# GIVEN EXERCISE
Find each line holding "Milano" and copy it out.

+++ INFORMATION SUPPLIED

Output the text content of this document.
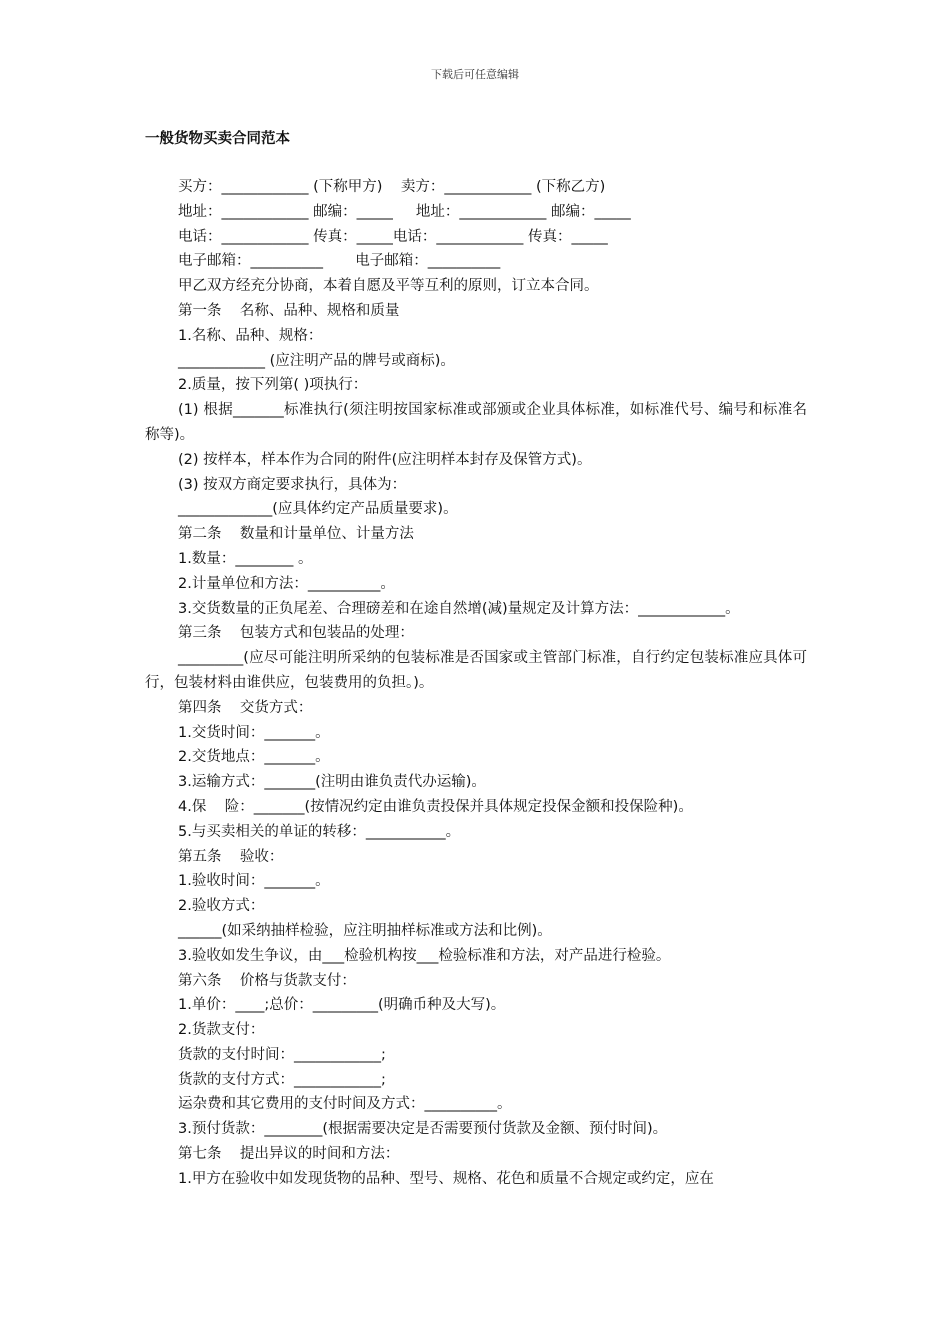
下载后可任意编辑
一般货物买卖合同范本
买方：____________ (下称甲方)    卖方：____________ (下称乙方)
地址：____________ 邮编：_____     地址：____________ 邮编：_____
电话：____________ 传真：_____电话：____________ 传真：_____
电子邮箱：__________       电子邮箱：__________
甲乙双方经充分协商，本着自愿及平等互利的原则，订立本合同。
第一条    名称、品种、规格和质量
1.名称、品种、规格：
____________ (应注明产品的牌号或商标)。
2.质量，按下列第( )项执行：
(1) 根据_______标准执行(须注明按国家标准或部颁或企业具体标准，如标准代号、编号和标准名称等)。
(2) 按样本，样本作为合同的附件(应注明样本封存及保管方式)。
(3) 按双方商定要求执行，具体为：
_____________(应具体约定产品质量要求)。
第二条    数量和计量单位、计量方法
1.数量：________ 。
2.计量单位和方法：__________。
3.交货数量的正负尾差、合理磅差和在途自然增(减)量规定及计算方法：____________。
第三条    包装方式和包装品的处理：
_________(应尽可能注明所采纳的包装标准是否国家或主管部门标准，自行约定包装标准应具体可行，包装材料由谁供应，包装费用的负担。)。
第四条    交货方式：
1.交货时间：_______。
2.交货地点：_______。
3.运输方式：_______(注明由谁负责代办运输)。
4.保    险：_______(按情况约定由谁负责投保并具体规定投保金额和投保险种)。
5.与买卖相关的单证的转移：___________。
第五条    验收：
1.验收时间：_______。
2.验收方式：
______(如采纳抽样检验，应注明抽样标准或方法和比例)。
3.验收如发生争议，由___检验机构按___检验标准和方法，对产品进行检验。
第六条    价格与货款支付：
1.单价：____;总价：_________(明确币种及大写)。
2.货款支付：
货款的支付时间：____________;
货款的支付方式：____________;
运杂费和其它费用的支付时间及方式：__________。
3.预付货款：________(根据需要决定是否需要预付货款及金额、预付时间)。
第七条    提出异议的时间和方法：
1.甲方在验收中如发现货物的品种、型号、规格、花色和质量不合规定或约定，应在
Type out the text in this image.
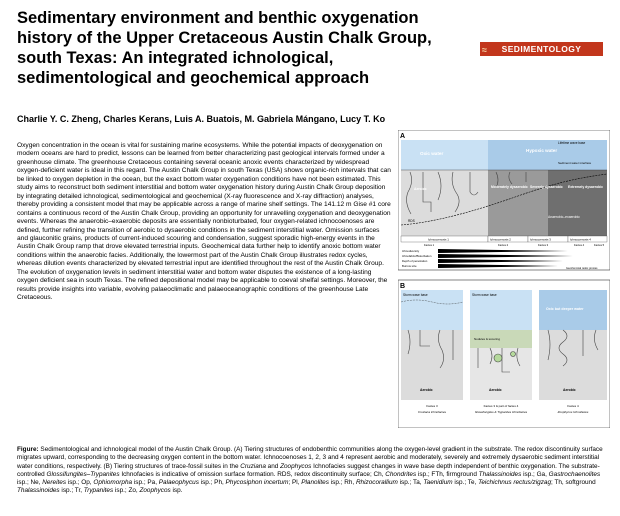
Sedimentary environment and benthic oxygenation history of the Upper Cretaceous Austin Chalk Group, south Texas: An integrated ichnological, sedimentological and geochemical approach
≈ SEDIMENTOLOGY
Charlie Y. C. Zheng, Charles Kerans, Luis A. Buatois, M. Gabriela Mángano, Lucy T. Ko

Oxygen concentration in the ocean is vital for sustaining marine ecosystems. While the potential impacts of deoxygenation on modern oceans are hard to predict, lessons can be learned from better characterizing past geological intervals formed under a greenhouse climate. The greenhouse Cretaceous containing several oceanic anoxic events characterized by widespread oxygen-deficient water is ideal in this regard. The Austin Chalk Group in south Texas (USA) shows organic-rich intervals that can be linked to oxygen depletion in the ocean, but the exact bottom water oxygenation conditions have not been estimated. This study aims to reconstruct both sediment interstitial and bottom water oxygenation history during Austin Chalk Group deposition by integrating detailed ichnological, sedimentological and geochemical (X-ray fluorescence and X-ray diffraction) analyses, thereby providing a consistent model that may be applicable across a range of marine shelf settings. The 141.12 m Gise #1 core contains a continuous record of the Austin Chalk Group, providing an opportunity for unravelling oxygenation and deoxygenation events. Whereas the anaerobic–exaerobic deposits are essentially nonbioturbated, four oxygen-related ichnocoenoses are defined, further refining the transition of aerobic to dysaerobic conditions in the sediment interstitial water. Omission surfaces and glauconitic grains, products of current-induced scouring and condensation, suggest sporadic high-energy events in the Austin Chalk Group ramp that drove elevated terrestrial inputs. Geochemical data further help to identify anoxic bottom water conditions within the anaerobic facies. Additionally, the lowermost part of the Austin Chalk Group illustrates redox cycles, whereas dilution events characterized by elevated terrestrial input are identified throughout the rest of the Austin Chalk Group. The evolution of oxygenation levels in sediment interstitial water and bottom water disputes the existence of a long-lasting oxygen deficient sea in south Texas. The refined depositional model may be applicable to coeval shelfal settings. Moreover, the results provide insights into variable, evolving palaeoclimatic and palaeoceanographic conditions of the greenhouse Late Cretaceous.

A
Oxic water
Hypoxic water
Lifetime wave base
Sediment water interface
RDS
Aerobic	Moderately dysaerobic Severely dysaerobic Extremely dysaerobic
Anaerobic–exaerobic
Ichnocoenosis 1	Ichnocoenosis 2	Ichnocoenosis 3	Ichnocoenosis 4
Facies 1	Facies 2	Facies 3	Facies 4	Facies 5
Ichnodiversity
Ichnofabric/Bioturbation
Depth of penetration
Burrow size
Geochemical redox proxies
B
Storm wave base
Aerobic
Storm wave base
Nodules & scouring
Aerobic
Oxic but deeper water
Aerobic
Facies 3
Cruziana Ichnofacies
Facies 3 & part of facies 4
Glossifungites & Trypanites Ichnofacies
Facies 4
Zoophycos Ichnofacies

Figure: Sedimentological and ichnological model of the Austin Chalk Group. (A) Tiering structures of endobenthic communities along the oxygen-level gradient in the substrate. The redox discontinuity surface migrates upward, corresponding to the decreasing oxygen content in the bottom water. Ichnocoenoses 1, 2, 3 and 4 represent aerobic and moderately, severely and extremely dysaerobic sediment interstitial water conditions, respectively. (B) Tiering structures of trace-fossil suites in the Cruziana and Zoophycos Ichnofacies suggest changes in wave base depth independent of benthic oxygenation. The substrate-controlled Glossifungites–Trypanites Ichnofacies is indicative of omission surface formation. RDS, redox discontinuity surface; Ch, Chondrites isp.; FTh, firmground Thalassinoides isp.; Ga, Gastrochaenolites isp.; Ne, Nereites isp.; Op, Ophiomorpha isp.; Pa, Palaeophycus isp.; Ph, Phycosiphon incertum; Pl, Planolites isp.; Rh, Rhizocorallium isp.; Ta, Taenidium isp.; Te, Teichichnus rectus/zigzag; Th, softground Thalassinoides isp.; Tr, Trypanites isp.; Zo, Zoophycos isp.
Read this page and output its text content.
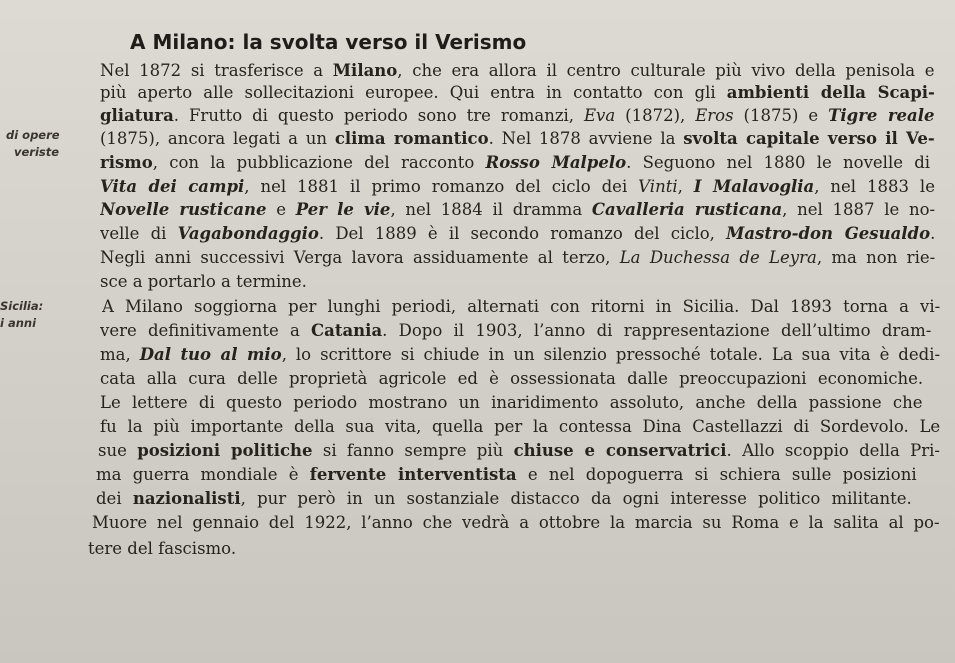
A Milano: la svolta verso il Verismo
di opere
veriste
Sicilia:
i anni
Nel 1872 si trasferisce a Milano, che era allora il centro culturale più vivo della penisola e
più aperto alle sollecitazioni europee. Qui entra in contatto con gli ambienti della Scapi-
gliatura. Frutto di questo periodo sono tre romanzi, Eva (1872), Eros (1875) e Tigre reale
(1875), ancora legati a un clima romantico. Nel 1878 avviene la svolta capitale verso il Ve-
rismo, con la pubblicazione del racconto Rosso Malpelo. Seguono nel 1880 le novelle di
Vita dei campi, nel 1881 il primo romanzo del ciclo dei Vinti, I Malavoglia, nel 1883 le
Novelle rusticane e Per le vie, nel 1884 il dramma Cavalleria rusticana, nel 1887 le no-
velle di Vagabondaggio. Del 1889 è il secondo romanzo del ciclo, Mastro-don Gesualdo.
Negli anni successivi Verga lavora assiduamente al terzo, La Duchessa de Leyra, ma non rie-
sce a portarlo a termine.
A Milano soggiorna per lunghi periodi, alternati con ritorni in Sicilia. Dal 1893 torna a vi-
vere definitivamente a Catania. Dopo il 1903, l’anno di rappresentazione dell’ultimo dram-
ma, Dal tuo al mio, lo scrittore si chiude in un silenzio pressoché totale. La sua vita è dedi-
cata alla cura delle proprietà agricole ed è ossessionata dalle preoccupazioni economiche.
Le lettere di questo periodo mostrano un inaridimento assoluto, anche della passione che
fu la più importante della sua vita, quella per la contessa Dina Castellazzi di Sordevolo. Le
sue posizioni politiche si fanno sempre più chiuse e conservatrici. Allo scoppio della Pri-
ma guerra mondiale è fervente interventista e nel dopoguerra si schiera sulle posizioni
dei nazionalisti, pur però in un sostanziale distacco da ogni interesse politico militante.
Muore nel gennaio del 1922, l’anno che vedrà a ottobre la marcia su Roma e la salita al po-
tere del fascismo.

++++++

# RESPONSE BELOW
A Milano: la svolta verso il Verismo
Nel 1872 si trasferisce a Milano, che era allora il centro culturale più vivo della penisola e
A Milano soggiorna per lunghi periodi, alternati con ritorni in Sicilia. Dal 1893 torna a vi-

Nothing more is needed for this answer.